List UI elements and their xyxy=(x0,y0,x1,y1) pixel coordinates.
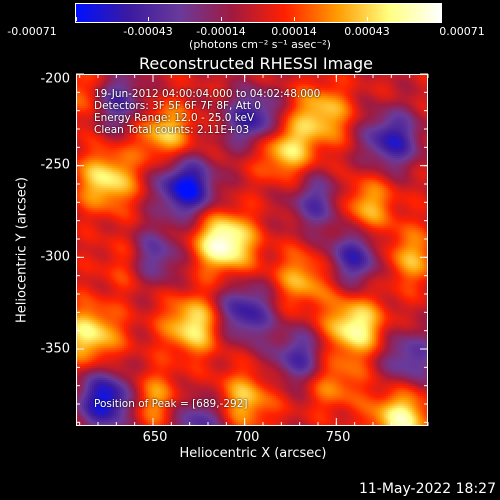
colorbar-tick-mark xyxy=(221,17,222,21)
colorbar-gradient xyxy=(75,3,442,23)
colorbar-tick-label: -0.00071 xyxy=(7,25,57,38)
colorbar-tick-label: -0.00014 xyxy=(196,25,246,38)
info-clean-counts: Clean Total counts: 2.11E+03 xyxy=(94,124,250,136)
x-tick-label: 700 xyxy=(234,430,260,445)
colorbar-tick-label: 0.00071 xyxy=(439,25,485,38)
y-axis-label: Heliocentric Y (arcsec) xyxy=(14,177,30,323)
x-tick-label: 650 xyxy=(142,430,168,445)
y-tick-label: -350 xyxy=(40,341,70,357)
y-tick-label: -250 xyxy=(40,157,70,173)
colorbar-tick-label: -0.00043 xyxy=(123,25,173,38)
colorbar-tick-mark xyxy=(440,17,441,21)
x-axis-label: Heliocentric X (arcsec) xyxy=(179,446,327,461)
colorbar-ticks: -0.00071 -0.00043 -0.00014 0.00014 0.000… xyxy=(0,17,500,51)
colorbar-tick-label: 0.00043 xyxy=(344,25,390,38)
y-tick-label: -300 xyxy=(40,249,70,265)
info-time-range: 19-Jun-2012 04:00:04.000 to 04:02:48.000 xyxy=(94,88,321,100)
info-energy-range: Energy Range: 12.0 - 25.0 keV xyxy=(94,112,255,124)
colorbar-tick-mark xyxy=(76,17,77,21)
plot-datestamp: 11-May-2022 18:27 xyxy=(358,481,496,497)
colorbar-tick-mark xyxy=(294,17,295,21)
colorbar-tick-mark xyxy=(367,17,368,21)
y-tick-label: -200 xyxy=(40,71,70,87)
x-tick-label: 750 xyxy=(325,430,351,445)
colorbar-unit-label: (photons cm⁻² s⁻¹ asec⁻²) xyxy=(189,38,331,51)
image-plot-area[interactable] xyxy=(76,74,428,426)
chart-title: Reconstructed RHESSI Image xyxy=(139,54,373,73)
info-peak-position: Position of Peak = [689,-292] xyxy=(94,398,248,410)
colorbar-tick-label: 0.00014 xyxy=(271,25,317,38)
info-detectors: Detectors: 3F 5F 6F 7F 8F, Att 0 xyxy=(94,100,261,112)
rhessi-heatmap xyxy=(76,74,428,426)
colorbar-tick-mark xyxy=(148,17,149,21)
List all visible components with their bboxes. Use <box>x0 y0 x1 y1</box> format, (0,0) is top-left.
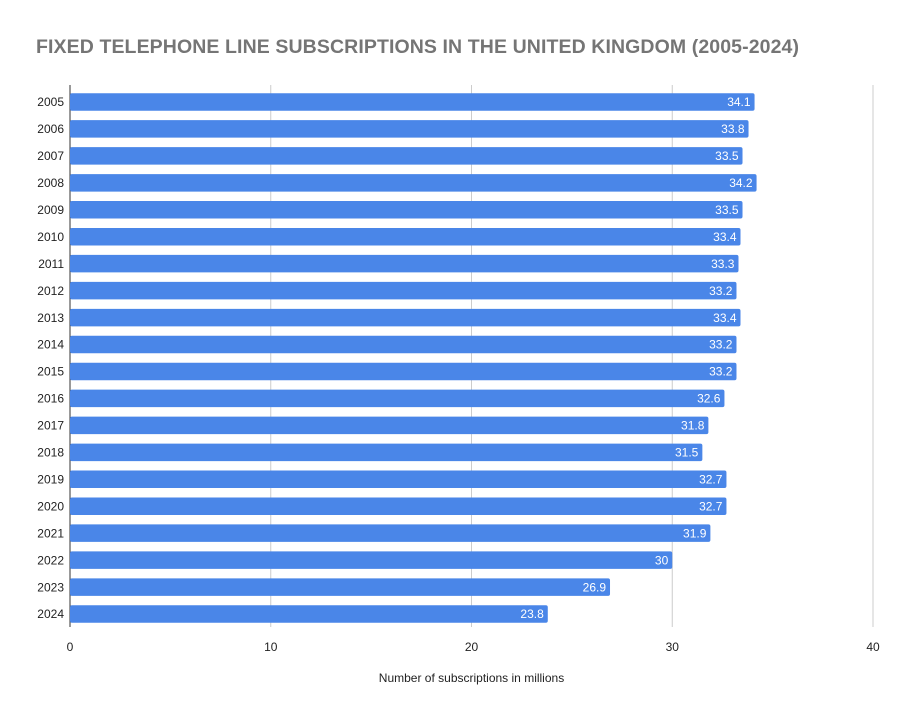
category-label-2018: 2018 <box>37 446 64 460</box>
category-label-2012: 2012 <box>37 284 64 298</box>
category-label-2020: 2020 <box>37 499 64 513</box>
data-label-2007: 33.5 <box>715 149 739 163</box>
category-label-2009: 2009 <box>37 203 64 217</box>
gridlines <box>69 85 874 627</box>
bar-2006 <box>70 120 749 138</box>
data-label-2021: 31.9 <box>683 526 707 540</box>
bar-2013 <box>70 308 741 327</box>
data-label-2020: 32.7 <box>699 499 723 513</box>
data-label-2006: 33.8 <box>721 122 745 136</box>
bar-2022 <box>70 551 673 569</box>
category-axis: 2005 2006 2007 2008 2009 2010 2011 2012 2013 2014… <box>37 95 64 621</box>
data-label-2011: 33.3 <box>711 257 735 271</box>
category-label-2011: 2011 <box>38 257 64 271</box>
value-axis: 0 10 20 30 40 <box>67 640 880 654</box>
bar-2005 <box>70 93 755 111</box>
data-label-2018: 31.5 <box>675 446 699 460</box>
data-label-2019: 32.7 <box>699 472 723 486</box>
bar-2008 <box>70 174 757 192</box>
bar-2009 <box>70 201 743 219</box>
category-label-2014: 2014 <box>37 338 64 352</box>
bar-2014 <box>70 335 737 354</box>
category-label-2022: 2022 <box>37 553 64 567</box>
bar-2015 <box>70 362 737 381</box>
category-label-2021: 2021 <box>37 526 64 540</box>
bar-2018 <box>70 443 703 462</box>
data-label-2012: 33.2 <box>709 284 733 298</box>
x-tick-label-10: 10 <box>264 640 278 654</box>
bar-2020 <box>70 497 727 515</box>
category-label-2006: 2006 <box>37 122 64 136</box>
x-axis-title: Number of subscriptions in millions <box>379 671 564 685</box>
data-label-2009: 33.5 <box>715 203 739 217</box>
data-label-2015: 33.2 <box>709 365 733 379</box>
data-label-2008: 34.2 <box>729 176 753 190</box>
x-tick-label-0: 0 <box>67 640 74 654</box>
bar-2007 <box>70 147 743 165</box>
data-label-2022: 30 <box>655 553 669 567</box>
bar-2011 <box>70 254 739 273</box>
chart-title: FIXED TELEPHONE LINE SUBSCRIPTIONS IN TH… <box>36 36 800 58</box>
data-label-2016: 32.6 <box>697 392 721 406</box>
bar-2017 <box>70 416 709 435</box>
data-label-2010: 33.4 <box>713 230 737 244</box>
bar-2019 <box>70 470 727 489</box>
category-label-2017: 2017 <box>37 419 64 433</box>
category-label-2019: 2019 <box>37 472 64 486</box>
category-label-2005: 2005 <box>37 95 64 109</box>
x-tick-label-30: 30 <box>666 640 680 654</box>
bar-2024 <box>70 605 548 623</box>
data-label-2005: 34.1 <box>727 95 751 109</box>
data-label-2024: 23.8 <box>520 607 544 621</box>
bar-2010 <box>70 227 741 246</box>
data-label-2014: 33.2 <box>709 338 733 352</box>
data-label-2017: 31.8 <box>681 419 705 433</box>
bar-2016 <box>70 389 725 408</box>
category-label-2016: 2016 <box>37 392 64 406</box>
category-label-2008: 2008 <box>37 176 64 190</box>
bar-2021 <box>70 524 711 542</box>
category-label-2023: 2023 <box>37 580 64 594</box>
bars: 34.1 33.8 33.5 34.2 33.5 33.4 33.3 33.2 33.4 33.2… <box>70 93 757 623</box>
bar-2023 <box>70 578 611 596</box>
category-label-2013: 2013 <box>37 311 64 325</box>
x-tick-label-40: 40 <box>866 640 880 654</box>
data-label-2023: 26.9 <box>583 580 607 594</box>
data-label-2013: 33.4 <box>713 311 737 325</box>
category-label-2024: 2024 <box>37 607 64 621</box>
bar-2012 <box>70 281 737 300</box>
category-label-2007: 2007 <box>37 149 64 163</box>
category-label-2015: 2015 <box>37 365 64 379</box>
x-tick-label-20: 20 <box>465 640 479 654</box>
category-label-2010: 2010 <box>37 230 64 244</box>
§
• [Objetivo do exercício] Você pode transcrever sem nenhuma alteração todas as linhas acima, deixando as imagens de fora da resposta?

• [Resposta do exercício]
List UI elements and their xyxy=(x0,y0,x1,y1) pixel coordinates.
colorbar-tick-mark xyxy=(221,17,222,21)
colorbar-gradient xyxy=(75,3,442,23)
colorbar-tick-label: -0.00071 xyxy=(7,25,57,38)
colorbar-tick-label: -0.00014 xyxy=(196,25,246,38)
info-clean-counts: Clean Total counts: 2.11E+03 xyxy=(94,124,250,136)
x-tick-label: 700 xyxy=(234,430,260,445)
colorbar-tick-label: 0.00071 xyxy=(439,25,485,38)
y-axis-label: Heliocentric Y (arcsec) xyxy=(14,177,30,323)
x-tick-label: 650 xyxy=(142,430,168,445)
y-tick-label: -350 xyxy=(40,341,70,357)
y-tick-label: -250 xyxy=(40,157,70,173)
colorbar-tick-label: -0.00043 xyxy=(123,25,173,38)
colorbar-tick-mark xyxy=(440,17,441,21)
x-axis-label: Heliocentric X (arcsec) xyxy=(179,446,327,461)
colorbar-ticks: -0.00071 -0.00043 -0.00014 0.00014 0.000… xyxy=(0,17,500,51)
colorbar-tick-label: 0.00043 xyxy=(344,25,390,38)
y-tick-label: -300 xyxy=(40,249,70,265)
info-time-range: 19-Jun-2012 04:00:04.000 to 04:02:48.000 xyxy=(94,88,321,100)
info-energy-range: Energy Range: 12.0 - 25.0 keV xyxy=(94,112,255,124)
colorbar-tick-mark xyxy=(76,17,77,21)
plot-datestamp: 11-May-2022 18:27 xyxy=(358,481,496,497)
colorbar-tick-mark xyxy=(294,17,295,21)
colorbar-tick-mark xyxy=(367,17,368,21)
y-tick-label: -200 xyxy=(40,71,70,87)
x-tick-label: 750 xyxy=(325,430,351,445)
colorbar-unit-label: (photons cm⁻² s⁻¹ asec⁻²) xyxy=(189,38,331,51)
image-plot-area[interactable] xyxy=(76,74,428,426)
chart-title: Reconstructed RHESSI Image xyxy=(139,54,373,73)
info-peak-position: Position of Peak = [689,-292] xyxy=(94,398,248,410)
colorbar-tick-label: 0.00014 xyxy=(271,25,317,38)
info-detectors: Detectors: 3F 5F 6F 7F 8F, Att 0 xyxy=(94,100,261,112)
rhessi-heatmap xyxy=(76,74,428,426)
colorbar-tick-mark xyxy=(148,17,149,21)
List all visible components with their bboxes. Use <box>x0 y0 x1 y1</box> format, (0,0) is top-left.
category-label-2018: 2018 <box>37 446 64 460</box>
category-label-2012: 2012 <box>37 284 64 298</box>
category-label-2020: 2020 <box>37 499 64 513</box>
data-label-2007: 33.5 <box>715 149 739 163</box>
category-label-2009: 2009 <box>37 203 64 217</box>
gridlines <box>69 85 874 627</box>
bar-2006 <box>70 120 749 138</box>
data-label-2021: 31.9 <box>683 526 707 540</box>
bar-2013 <box>70 308 741 327</box>
data-label-2020: 32.7 <box>699 499 723 513</box>
data-label-2006: 33.8 <box>721 122 745 136</box>
bar-2022 <box>70 551 673 569</box>
category-axis: 2005 2006 2007 2008 2009 2010 2011 2012 2013 2014… <box>37 95 64 621</box>
data-label-2011: 33.3 <box>711 257 735 271</box>
category-label-2011: 2011 <box>38 257 64 271</box>
value-axis: 0 10 20 30 40 <box>67 640 880 654</box>
bar-2005 <box>70 93 755 111</box>
data-label-2018: 31.5 <box>675 446 699 460</box>
data-label-2019: 32.7 <box>699 472 723 486</box>
bar-2008 <box>70 174 757 192</box>
bar-2009 <box>70 201 743 219</box>
category-label-2014: 2014 <box>37 338 64 352</box>
bar-2014 <box>70 335 737 354</box>
category-label-2022: 2022 <box>37 553 64 567</box>
bar-2015 <box>70 362 737 381</box>
category-label-2021: 2021 <box>37 526 64 540</box>
bar-2018 <box>70 443 703 462</box>
data-label-2012: 33.2 <box>709 284 733 298</box>
x-tick-label-10: 10 <box>264 640 278 654</box>
bar-2020 <box>70 497 727 515</box>
category-label-2006: 2006 <box>37 122 64 136</box>
x-axis-title: Number of subscriptions in millions <box>379 671 564 685</box>
data-label-2009: 33.5 <box>715 203 739 217</box>
data-label-2015: 33.2 <box>709 365 733 379</box>
data-label-2008: 34.2 <box>729 176 753 190</box>
x-tick-label-0: 0 <box>67 640 74 654</box>
bar-2007 <box>70 147 743 165</box>
data-label-2022: 30 <box>655 553 669 567</box>
bar-2011 <box>70 254 739 273</box>
chart-title: FIXED TELEPHONE LINE SUBSCRIPTIONS IN TH… <box>36 36 800 58</box>
data-label-2016: 32.6 <box>697 392 721 406</box>
bar-2017 <box>70 416 709 435</box>
data-label-2010: 33.4 <box>713 230 737 244</box>
bar-2019 <box>70 470 727 489</box>
category-label-2017: 2017 <box>37 419 64 433</box>
category-label-2019: 2019 <box>37 472 64 486</box>
category-label-2005: 2005 <box>37 95 64 109</box>
x-tick-label-30: 30 <box>666 640 680 654</box>
bar-2024 <box>70 605 548 623</box>
data-label-2005: 34.1 <box>727 95 751 109</box>
data-label-2024: 23.8 <box>520 607 544 621</box>
bar-2010 <box>70 227 741 246</box>
data-label-2014: 33.2 <box>709 338 733 352</box>
data-label-2017: 31.8 <box>681 419 705 433</box>
bar-2016 <box>70 389 725 408</box>
category-label-2016: 2016 <box>37 392 64 406</box>
category-label-2008: 2008 <box>37 176 64 190</box>
bar-2021 <box>70 524 711 542</box>
category-label-2023: 2023 <box>37 580 64 594</box>
bars: 34.1 33.8 33.5 34.2 33.5 33.4 33.3 33.2 33.4 33.2… <box>70 93 757 623</box>
bar-2023 <box>70 578 611 596</box>
category-label-2013: 2013 <box>37 311 64 325</box>
x-tick-label-40: 40 <box>866 640 880 654</box>
data-label-2023: 26.9 <box>583 580 607 594</box>
data-label-2013: 33.4 <box>713 311 737 325</box>
category-label-2024: 2024 <box>37 607 64 621</box>
bar-2012 <box>70 281 737 300</box>
category-label-2007: 2007 <box>37 149 64 163</box>
category-label-2015: 2015 <box>37 365 64 379</box>
x-tick-label-20: 20 <box>465 640 479 654</box>
category-label-2010: 2010 <box>37 230 64 244</box>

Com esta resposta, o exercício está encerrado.